**Dataset extract**.
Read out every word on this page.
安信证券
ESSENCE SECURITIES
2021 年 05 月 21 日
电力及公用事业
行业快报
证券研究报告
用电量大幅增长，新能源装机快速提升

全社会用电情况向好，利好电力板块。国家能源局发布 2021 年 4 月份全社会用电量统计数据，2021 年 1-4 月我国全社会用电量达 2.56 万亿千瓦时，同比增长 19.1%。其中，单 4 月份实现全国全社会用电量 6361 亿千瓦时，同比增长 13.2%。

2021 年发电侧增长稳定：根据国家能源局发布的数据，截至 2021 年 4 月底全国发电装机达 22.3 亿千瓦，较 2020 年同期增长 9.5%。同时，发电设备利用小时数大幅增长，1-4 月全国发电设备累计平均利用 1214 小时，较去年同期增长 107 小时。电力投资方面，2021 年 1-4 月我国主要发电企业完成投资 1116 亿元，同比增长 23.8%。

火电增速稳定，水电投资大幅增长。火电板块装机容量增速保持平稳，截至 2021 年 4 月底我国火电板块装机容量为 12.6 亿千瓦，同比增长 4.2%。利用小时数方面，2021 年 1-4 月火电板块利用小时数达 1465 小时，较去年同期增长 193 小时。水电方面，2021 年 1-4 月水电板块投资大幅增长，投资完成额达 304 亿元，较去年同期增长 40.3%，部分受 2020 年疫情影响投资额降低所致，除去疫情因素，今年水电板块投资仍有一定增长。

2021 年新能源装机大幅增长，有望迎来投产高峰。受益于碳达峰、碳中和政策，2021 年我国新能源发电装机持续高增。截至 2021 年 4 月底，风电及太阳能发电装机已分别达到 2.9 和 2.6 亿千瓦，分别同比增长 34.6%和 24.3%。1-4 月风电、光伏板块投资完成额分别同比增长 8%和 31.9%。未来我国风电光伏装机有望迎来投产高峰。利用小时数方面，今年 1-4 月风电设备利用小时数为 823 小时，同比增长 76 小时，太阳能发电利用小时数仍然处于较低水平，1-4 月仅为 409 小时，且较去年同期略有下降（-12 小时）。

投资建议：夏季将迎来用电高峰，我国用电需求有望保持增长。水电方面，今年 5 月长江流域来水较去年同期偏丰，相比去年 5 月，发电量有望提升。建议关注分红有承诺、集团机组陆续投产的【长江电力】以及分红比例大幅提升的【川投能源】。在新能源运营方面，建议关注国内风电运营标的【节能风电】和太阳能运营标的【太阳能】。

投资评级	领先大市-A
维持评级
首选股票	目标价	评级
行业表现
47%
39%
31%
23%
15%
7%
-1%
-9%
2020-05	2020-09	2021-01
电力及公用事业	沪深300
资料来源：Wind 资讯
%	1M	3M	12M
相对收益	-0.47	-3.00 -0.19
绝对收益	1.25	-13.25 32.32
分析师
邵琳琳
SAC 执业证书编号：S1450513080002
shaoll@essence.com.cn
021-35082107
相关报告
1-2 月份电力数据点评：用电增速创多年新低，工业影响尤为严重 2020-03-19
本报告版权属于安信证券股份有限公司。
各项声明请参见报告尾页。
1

**Problem to solve**. Write out all the lines again, exactly as they are.

**Final result**.
Read out every word on this page.
安信证券
ESSENCE SECURITIES
2021 年 05 月 21 日
电力及公用事业
行业快报
证券研究报告
用电量大幅增长，新能源装机快速提升

全社会用电情况向好，利好电力板块。国家能源局发布 2021 年 4 月份全社会用电量统计数据，2021 年 1-4 月我国全社会用电量达 2.56 万亿千瓦时，同比增长 19.1%。其中，单 4 月份实现全国全社会用电量 6361 亿千瓦时，同比增长 13.2%。

2021 年发电侧增长稳定：根据国家能源局发布的数据，截至 2021 年 4 月底全国发电装机达 22.3 亿千瓦，较 2020 年同期增长 9.5%。同时，发电设备利用小时数大幅增长，1-4 月全国发电设备累计平均利用 1214 小时，较去年同期增长 107 小时。电力投资方面，2021 年 1-4 月我国主要发电企业完成投资 1116 亿元，同比增长 23.8%。

火电增速稳定，水电投资大幅增长。火电板块装机容量增速保持平稳，截至 2021 年 4 月底我国火电板块装机容量为 12.6 亿千瓦，同比增长 4.2%。利用小时数方面，2021 年 1-4 月火电板块利用小时数达 1465 小时，较去年同期增长 193 小时。水电方面，2021 年 1-4 月水电板块投资大幅增长，投资完成额达 304 亿元，较去年同期增长 40.3%，部分受 2020 年疫情影响投资额降低所致，除去疫情因素，今年水电板块投资仍有一定增长。

2021 年新能源装机大幅增长，有望迎来投产高峰。受益于碳达峰、碳中和政策，2021 年我国新能源发电装机持续高增。截至 2021 年 4 月底，风电及太阳能发电装机已分别达到 2.9 和 2.6 亿千瓦，分别同比增长 34.6%和 24.3%。1-4 月风电、光伏板块投资完成额分别同比增长 8%和 31.9%。未来我国风电光伏装机有望迎来投产高峰。利用小时数方面，今年 1-4 月风电设备利用小时数为 823 小时，同比增长 76 小时，太阳能发电利用小时数仍然处于较低水平，1-4 月仅为 409 小时，且较去年同期略有下降（-12 小时）。

投资建议：夏季将迎来用电高峰，我国用电需求有望保持增长。水电方面，今年 5 月长江流域来水较去年同期偏丰，相比去年 5 月，发电量有望提升。建议关注分红有承诺、集团机组陆续投产的【长江电力】以及分红比例大幅提升的【川投能源】。在新能源运营方面，建议关注国内风电运营标的【节能风电】和太阳能运营标的【太阳能】。

投资评级	领先大市-A
维持评级
首选股票	目标价	评级
行业表现
47%
39%
31%
23%
15%
7%
-1%
-9%
2020-05	2020-09	2021-01
电力及公用事业	沪深300
资料来源：Wind 资讯
%	1M	3M	12M
相对收益	-0.47	-3.00 -0.19
绝对收益	1.25	-13.25 32.32
分析师
邵琳琳
SAC 执业证书编号：S1450513080002
shaoll@essence.com.cn
021-35082107
相关报告
1-2 月份电力数据点评：用电增速创多年新低，工业影响尤为严重 2020-03-19
本报告版权属于安信证券股份有限公司。
各项声明请参见报告尾页。
1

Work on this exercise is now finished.